Text excerpt:
---*---
Fruits-360 Classifier with only 188 dimensions using PCA. Detecting Outliers with Isolation Forest.
View the Project on GitHub alxmares/Fruits-360-with-Dim-Reduction-only-188-dims
This project leverages dimensionality reduction techniques to classify fruit images from the Fruits-360 dataset, reducing dimensions from 30,000 (100x100x3) to just 188 while maintaining high accuracy.
Algorithm | Description |
---|---|
Isolation Forest | Anomaly detection to identify outliers and improve model robustness. |
K-Nearest Neighbors (KNN) | Used for its simplicity and effectiveness in classification tasks. |
Support Vector Machine (SVM) | Chosen for its ability to handle high-dimensional spaces effectively. |
Multilayer Perceptron (MLP) | Implemented for its deep learning capabilities, providing flexibility and precision. |
Hard Voting | Ensemble method that aggregates model predictions for improved accuracy. |
Soft Voting | Ensemble method that uses probability weights to refine predictions. |
Principal Component Analysis (PCA) | Dimensionality reduction technique to reduce features while preserving variance. |
t-Distributed Stochastic Neighbor Embedding (t-SNE) | Visualization technique for representing high-dimensional data in lower dimensions. |
To tackle the challenge of high-dimensional data, Principal Component Analysis (PCA) was employed to reduce the number of dimensions from 30,000 (representing each pixel in a 100x100x3 image) to just 188. This substantial reduction not only decreases computational complexity but also helps prevent overfitting, enhancing the model’s generalization ability.
Modelo | Tipo de clasificación | Accuracy |
---|---|---|
Hard voting | Hard voting | 90.30% |
Soft Voting | Soft Voting | 89.94% |
Support Vector Machine | Probabilística | 89.95% |
K-Nearest Neighbors | Probabilística | 88.39% |
Multi-layer Perceptron | Probabilística | 86.19% |
---*---
Dataset entries:
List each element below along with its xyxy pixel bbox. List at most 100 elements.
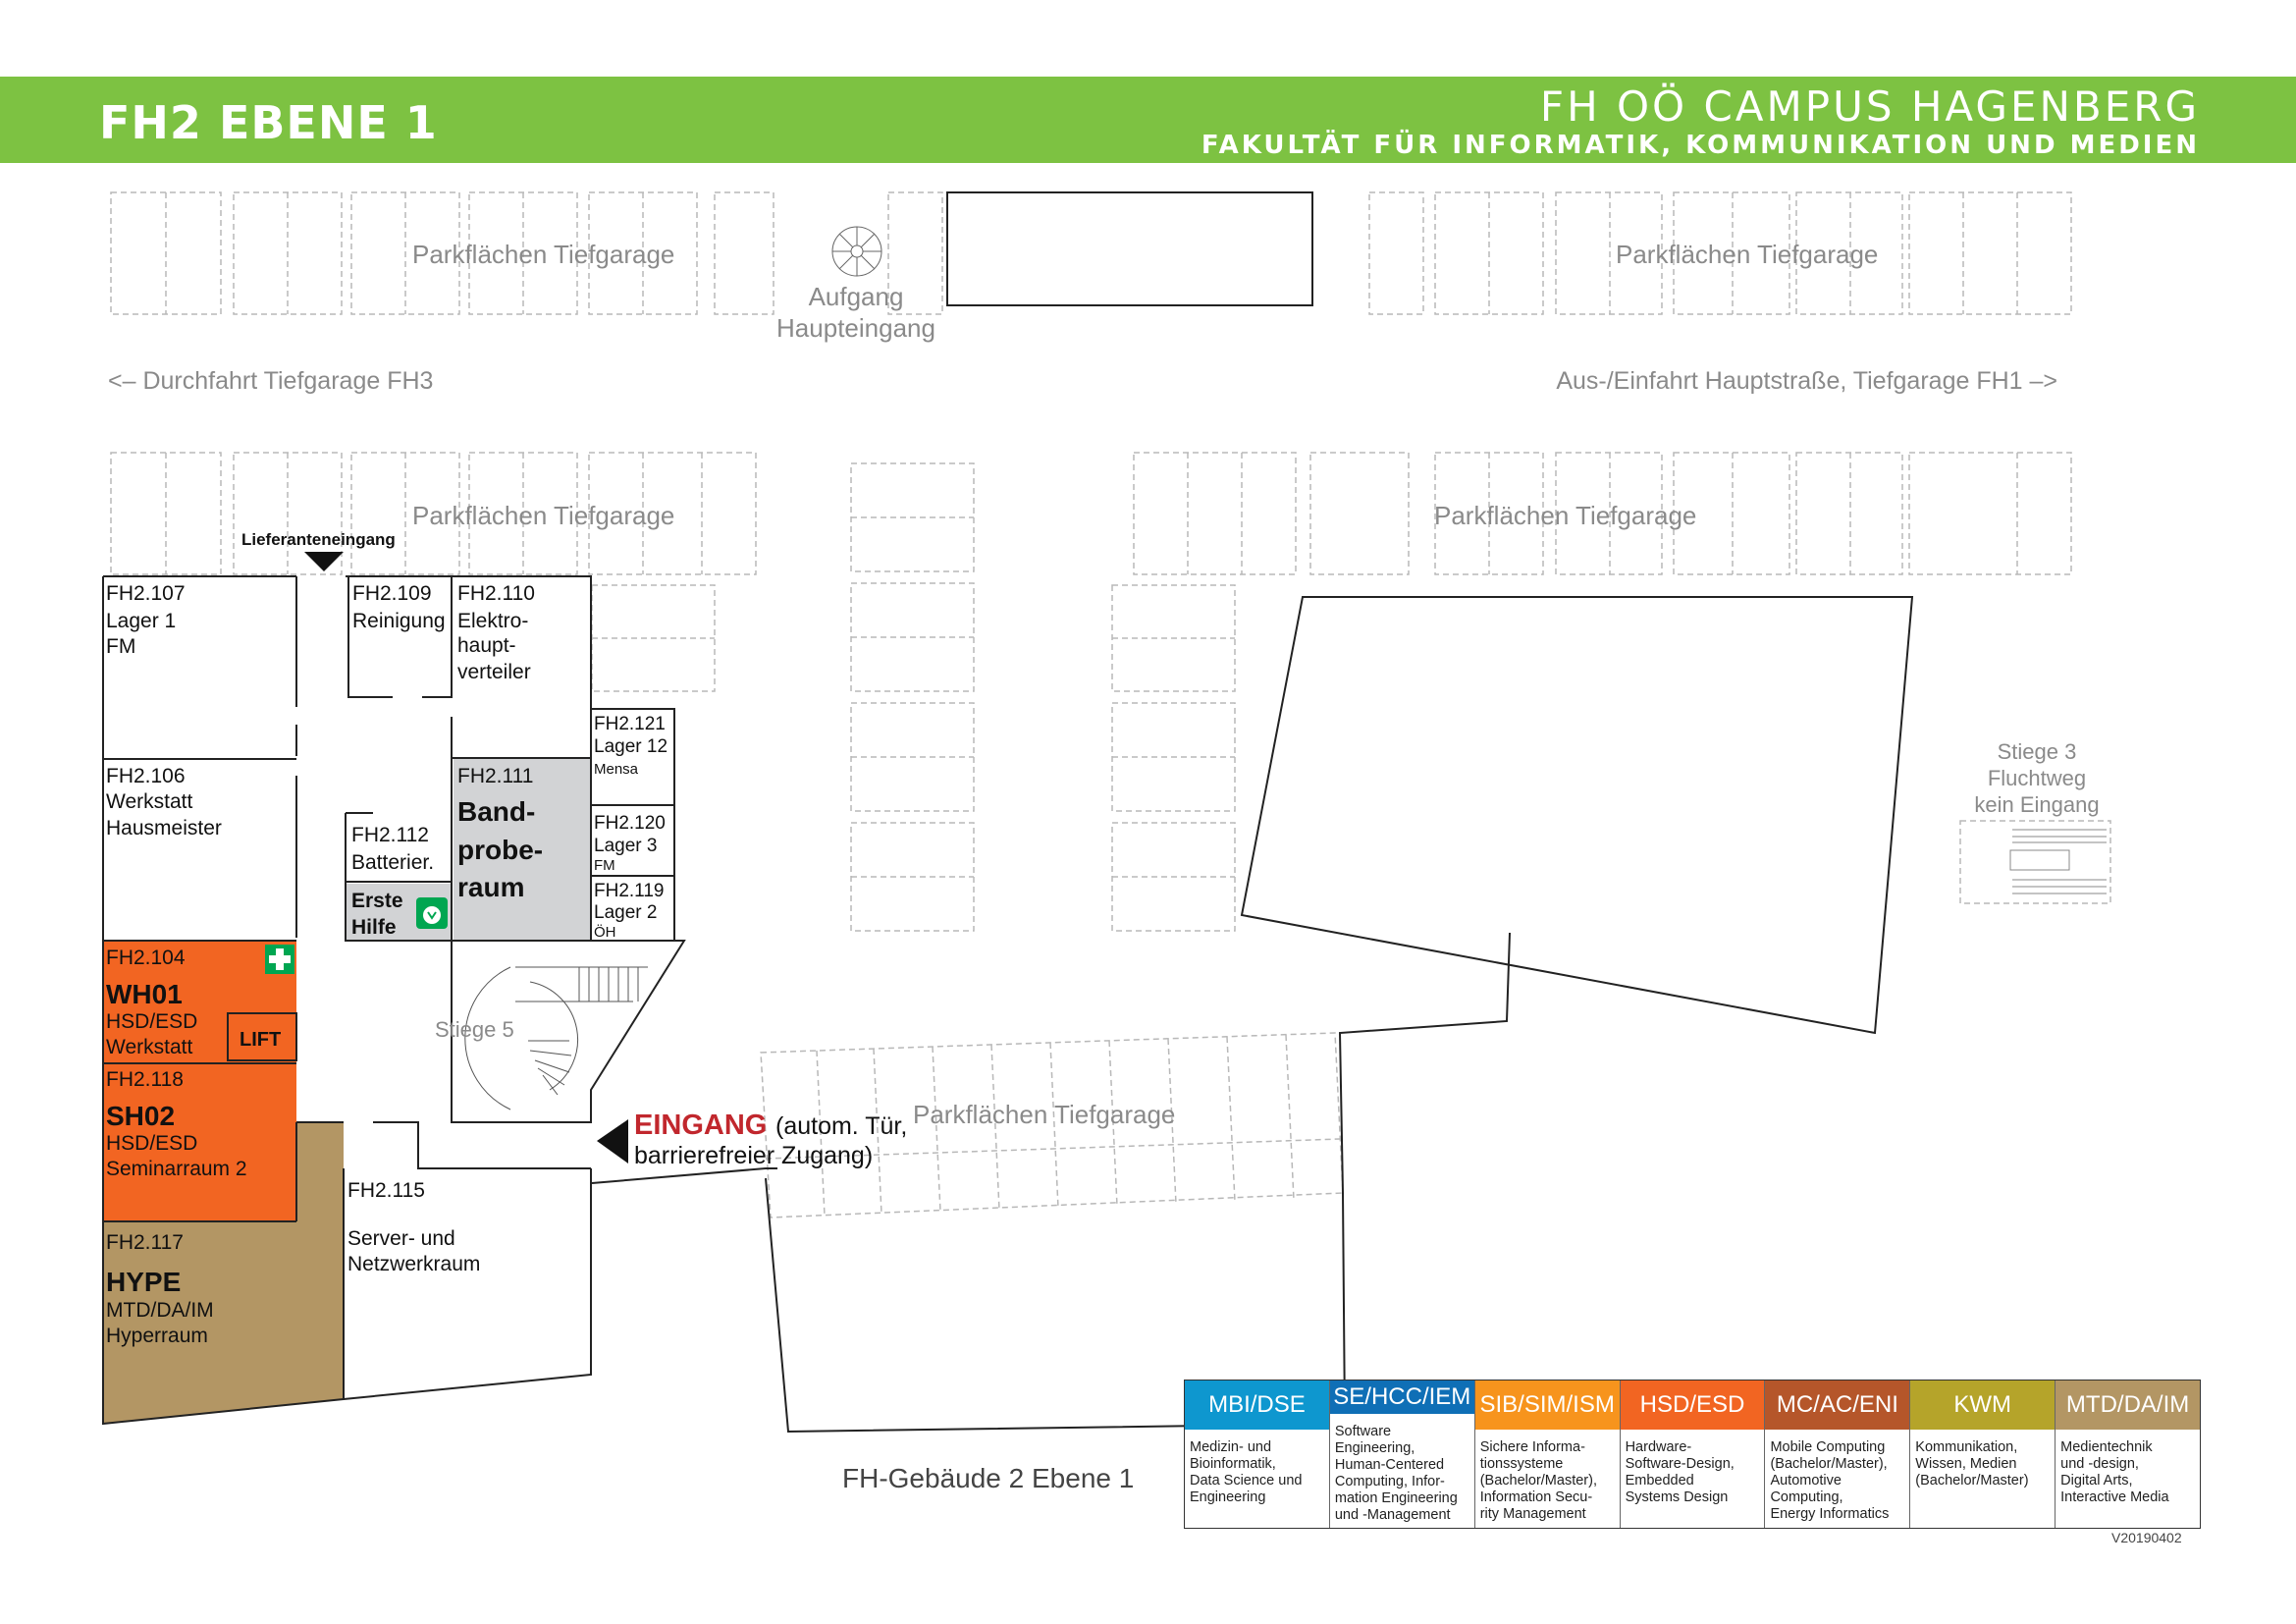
legend-description-line: Kommunikation, [1915,1439,2018,1455]
pass-fh3-label: <– Durchfahrt Tiefgarage FH3 [108,367,433,395]
svg-text:WH01: WH01 [106,979,183,1009]
legend-description: Hardware- Software-Design, Embedded Systems… [1621,1430,1765,1510]
legend-description-line: mation Engineering [1334,1490,1458,1506]
room-fh2-118: FH2.118 SH02 HSD/ESD Seminarraum 2 [106,1068,247,1180]
svg-text:FM: FM [106,635,135,658]
parking-label-mid-right: Parkflächen Tiefgarage [1434,501,1696,530]
svg-text:FH2.104: FH2.104 [106,947,186,969]
delivery-entrance-label: Lieferanteneingang [241,530,396,549]
svg-text:HSD/ESD: HSD/ESD [106,1132,197,1155]
building-outlines [591,191,1914,1434]
legend-code: KWM [1910,1380,2056,1430]
legend-code: MC/AC/ENI [1765,1380,1910,1430]
legend-description-line: Embedded [1625,1473,1694,1489]
legend-column: MC/AC/ENI Mobile Computing (Bachelor/Maste… [1765,1380,1911,1528]
svg-text:FM: FM [594,857,615,874]
room-fh2-111: FH2.111 Band- probe- raum [457,765,543,902]
svg-text:haupt-: haupt- [457,634,516,657]
svg-text:Erste: Erste [351,890,403,912]
legend-column: SE/HCC/IEM Software Engineering, Human-Cen… [1329,1380,1475,1528]
room-fh2-118-fill [103,1063,296,1221]
delivery-arrow-icon [304,552,344,571]
svg-text:Mensa: Mensa [594,761,639,778]
svg-text:Werkstatt: Werkstatt [106,1036,192,1058]
legend-column: KWM Kommunikation, Wissen, Medien (Bachelor… [1910,1380,2056,1528]
stair-3-label-3: kein Eingang [1974,792,2099,817]
parking-label-top-right: Parkflächen Tiefgarage [1616,240,1878,269]
legend-column: HSD/ESD Hardware- Software-Design, Embedded… [1620,1380,1766,1528]
legend-description-line: (Bachelor/Master), [1770,1456,1888,1472]
legend-description-line: Engineering [1190,1489,1266,1505]
legend-description-line: Energy Informatics [1770,1506,1890,1522]
svg-text:Lager 12: Lager 12 [594,736,667,757]
spiral-staircase-icon [831,226,882,277]
entrance-text-1: (autom. Tür, [775,1112,907,1140]
legend-description-line: Data Science und [1190,1473,1303,1489]
svg-text:Batterier.: Batterier. [351,851,434,874]
legend-column: MTD/DA/IM Medientechnik und -design, Digita… [2056,1380,2201,1528]
legend-description-line: Systems Design [1625,1489,1729,1505]
svg-text:Elektro-: Elektro- [457,610,528,632]
svg-text:Werkstatt: Werkstatt [106,790,192,813]
legend-description-line: und -Management [1334,1507,1451,1523]
room-fh2-117: FH2.117 HYPE MTD/DA/IM Hyperraum [106,1231,214,1347]
stair-5-label: Stiege 5 [435,1017,514,1042]
legend-code: MBI/DSE [1185,1380,1329,1430]
svg-text:raum: raum [457,872,524,902]
svg-text:MTD/DA/IM: MTD/DA/IM [106,1299,214,1322]
defibrillator-icon [416,897,448,929]
legend-code: SE/HCC/IEM [1329,1380,1474,1414]
svg-text:Netzwerkraum: Netzwerkraum [347,1253,480,1275]
svg-text:Hyperraum: Hyperraum [106,1325,208,1347]
room-fh2-121: FH2.121 Lager 12 Mensa [594,714,667,778]
legend-description-line: Digital Arts, [2060,1473,2133,1489]
parking-label-bottom: Parkflächen Tiefgarage [913,1100,1175,1129]
legend-description-line: (Bachelor/Master) [1915,1473,2029,1489]
legend-column: SIB/SIM/ISM Sichere Informa-tionssysteme(… [1474,1380,1621,1528]
campus-name: FH OÖ CAMPUS HAGENBERG [1539,82,2200,131]
svg-text:FH2.106: FH2.106 [106,765,186,787]
legend-description-line: Mobile Computing [1770,1439,1886,1455]
legend-description-line: Information Secu- [1479,1489,1593,1505]
room-fh2-115: FH2.115 Server- und Netzwerkraum [347,1179,480,1275]
parking-label-top-left: Parkflächen Tiefgarage [412,240,674,269]
legend-column: MBI/DSE Medizin- und Bioinformatik, Data Sc… [1185,1380,1330,1528]
svg-text:Seminarraum 2: Seminarraum 2 [106,1158,247,1180]
legend-description: Medientechnik und -design, Digital Arts, In… [2056,1430,2200,1510]
svg-text:FH2.121: FH2.121 [594,714,666,734]
legend-description-line: Software Engineering, [1334,1424,1415,1456]
legend-description: Medizin- und Bioinformatik, Data Science u… [1185,1430,1329,1510]
room-fh2-117-fill [103,1122,344,1424]
stair-5-drawing [464,966,648,1110]
svg-text:verteiler: verteiler [457,661,531,683]
legend-description-line: Software-Design, [1625,1456,1735,1472]
legend-code: SIB/SIM/ISM [1474,1380,1620,1430]
straight-staircase-icon [2009,829,2107,894]
legend-code: MTD/DA/IM [2056,1380,2201,1430]
room-fh2-112: FH2.112 Batterier. [351,824,434,874]
parking-label-mid-left: Parkflächen Tiefgarage [412,501,674,530]
building-level-label: FH-Gebäude 2 Ebene 1 [842,1463,1135,1493]
legend-description-line: Automotive [1770,1473,1842,1489]
legend-description-line: Wissen, Medien [1915,1456,2017,1472]
entrance-text-2: barrierefreier Zugang) [634,1142,873,1169]
legend-description-line: Computing, Infor- [1334,1474,1445,1489]
svg-text:Lager 1: Lager 1 [106,610,176,632]
svg-text:probe-: probe- [457,835,543,865]
room-fh2-111-fill [454,758,591,941]
room-fh2-120: FH2.120 Lager 3 FM [594,813,666,874]
legend-description-line: Medientechnik [2060,1439,2153,1455]
svg-text:FH2.118: FH2.118 [106,1068,184,1091]
room-fh2-110: FH2.110 Elektro- haupt- verteiler [457,582,535,683]
legend-description-line: Computing, [1770,1489,1843,1505]
svg-text:FH2.111: FH2.111 [457,765,533,787]
svg-text:ÖH: ÖH [594,923,616,941]
first-aid-room: Erste Hilfe [351,890,403,939]
room-fh2-104: FH2.104 WH01 HSD/ESD Werkstatt [106,947,197,1058]
legend-code: HSD/ESD [1620,1380,1765,1430]
svg-text:Reinigung: Reinigung [352,610,446,632]
svg-text:Lager 2: Lager 2 [594,902,657,923]
legend-description-line: Interactive Media [2060,1489,2169,1505]
legend-description-line: Human-Centered [1334,1457,1445,1473]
---*---
Problem requirements: Copy word for word the stretch of the Fruits-360 project page from "Fruits-360 Classifier with" through "maintaining high accuracy.". The records have no connection to the Fruits-360 project page.

Correct answer:
Fruits-360 Classifier with only 188 dimensions using PCA. Detecting Outliers with Isolation Forest.
View the Project on GitHub alxmares/Fruits-360-with-Dim-Reduction-only-188-dims
This project leverages dimensionality reduction techniques to classify fruit images from the Fruits-360 dataset, reducing dimensions from 30,000 (100x100x3) to just 188 while maintaining high accuracy.